> [Records supplied]
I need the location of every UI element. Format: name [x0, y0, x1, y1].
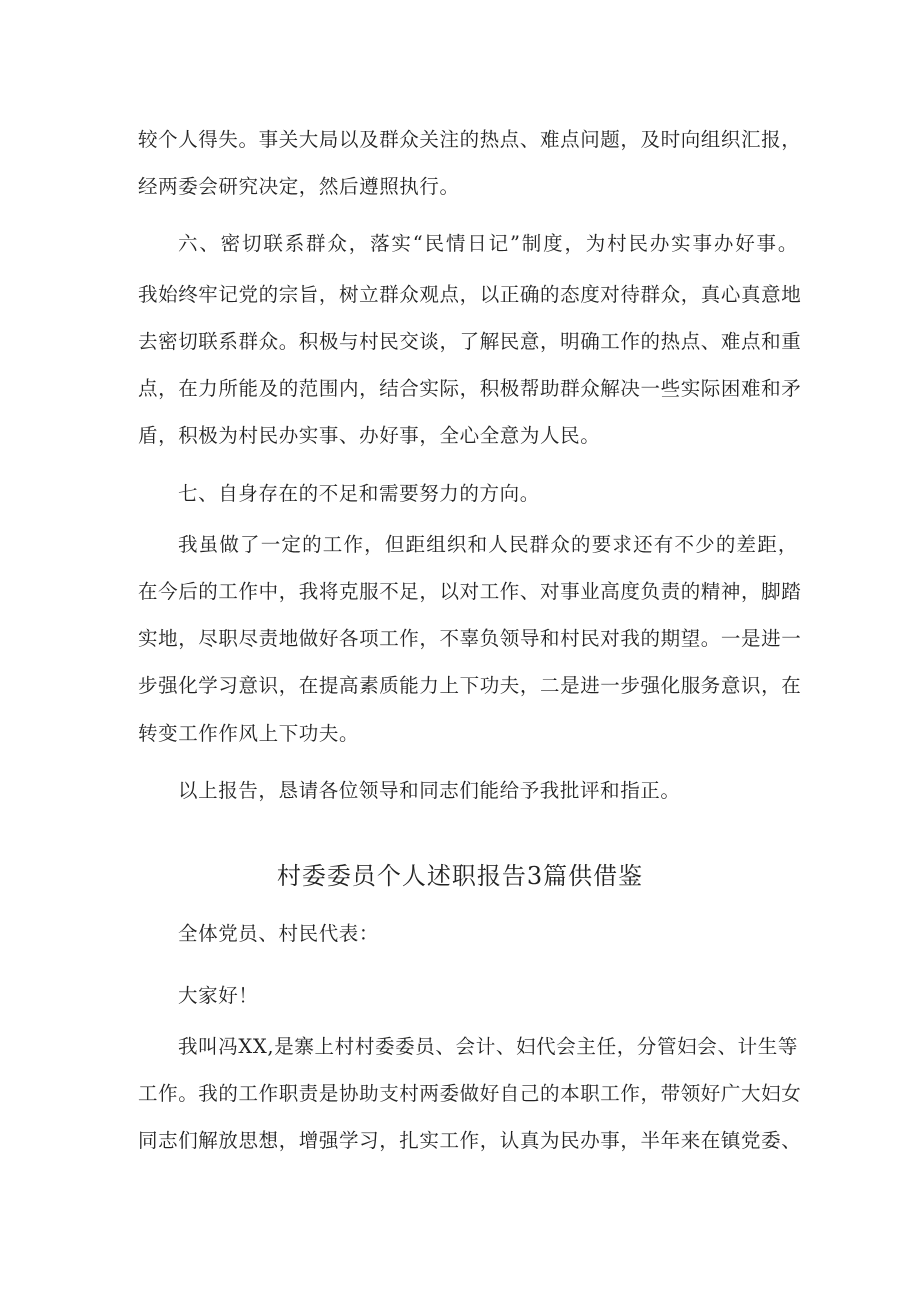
paragraph-line: 步强化学习意识，在提高素质能力上下功夫，二是进一步强化服务意识，在 [138, 674, 802, 697]
paragraph-line: 较个人得失。事关大局以及群众关注的热点、难点问题，及时向组织汇报， [138, 128, 802, 151]
section-heading-7: 七、自身存在的不足和需要努力的方向。 [178, 482, 540, 505]
paragraph-line: 去密切联系群众。积极与村民交谈，了解民意，明确工作的热点、难点和重 [138, 330, 802, 353]
paragraph-line: 在今后的工作中，我将克服不足，以对工作、对事业高度负责的精神，脚踏 [138, 580, 802, 603]
paragraph-line: 实地，尽职尽责地做好各项工作，不辜负领导和村民对我的期望。一是进一 [138, 627, 802, 650]
paragraph-line: 同志们解放思想，增强学习，扎实工作，认真为民办事，半年来在镇党委、 [138, 1129, 802, 1152]
document-title: 村委委员个人述职报告3篇供借鉴 [276, 862, 644, 890]
paragraph-line: 我始终牢记党的宗旨，树立群众观点，以正确的态度对待群众，真心真意地 [138, 283, 802, 306]
greeting: 大家好！ [178, 984, 259, 1007]
section-heading-6: 六、密切联系群众，落实“民情日记”制度，为村民办实事办好事。 [178, 232, 798, 255]
paragraph-line: 盾，积极为村民办实事、办好事，全心全意为人民。 [138, 424, 601, 447]
paragraph-line: 点，在力所能及的范围内，结合实际，积极帮助群众解决一些实际困难和矛 [138, 377, 802, 400]
paragraph-line: 经两委会研究决定，然后遵照执行。 [138, 175, 460, 198]
paragraph-line: 工作。我的工作职责是协助支村两委做好自己的本职工作，带领好广大妇女 [138, 1082, 802, 1105]
paragraph-line: 我叫冯XX,是寨上村村委委员、会计、妇代会主任，分管妇会、计生等 [178, 1035, 798, 1058]
paragraph-line: 我虽做了一定的工作，但距组织和人民群众的要求还有不少的差距， [178, 533, 798, 556]
paragraph-line: 转变工作作风上下功夫。 [138, 722, 360, 745]
closing-line: 以上报告，恳请各位领导和同志们能给予我批评和指正。 [178, 779, 681, 802]
salutation: 全体党员、村民代表： [178, 922, 380, 945]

> [Given exercise] Please write out the entries again, starting at the line that contains "674, 802, 697]" and ending after the line that contains "232, 798, 255]". Replace "群众" with "百姓" and leave everything else unchanged.

> [The answer]
paragraph-line: 步强化学习意识，在提高素质能力上下功夫，二是进一步强化服务意识，在 [138, 674, 802, 697]
paragraph-line: 较个人得失。事关大局以及百姓关注的热点、难点问题，及时向组织汇报， [138, 128, 802, 151]
section-heading-7: 七、自身存在的不足和需要努力的方向。 [178, 482, 540, 505]
paragraph-line: 去密切联系百姓。积极与村民交谈，了解民意，明确工作的热点、难点和重 [138, 330, 802, 353]
paragraph-line: 在今后的工作中，我将克服不足，以对工作、对事业高度负责的精神，脚踏 [138, 580, 802, 603]
paragraph-line: 实地，尽职尽责地做好各项工作，不辜负领导和村民对我的期望。一是进一 [138, 627, 802, 650]
paragraph-line: 同志们解放思想，增强学习，扎实工作，认真为民办事，半年来在镇党委、 [138, 1129, 802, 1152]
document-title: 村委委员个人述职报告3篇供借鉴 [276, 862, 644, 890]
paragraph-line: 我始终牢记党的宗旨，树立百姓观点，以正确的态度对待百姓，真心真意地 [138, 283, 802, 306]
greeting: 大家好！ [178, 984, 259, 1007]
section-heading-6: 六、密切联系百姓，落实“民情日记”制度，为村民办实事办好事。 [178, 232, 798, 255]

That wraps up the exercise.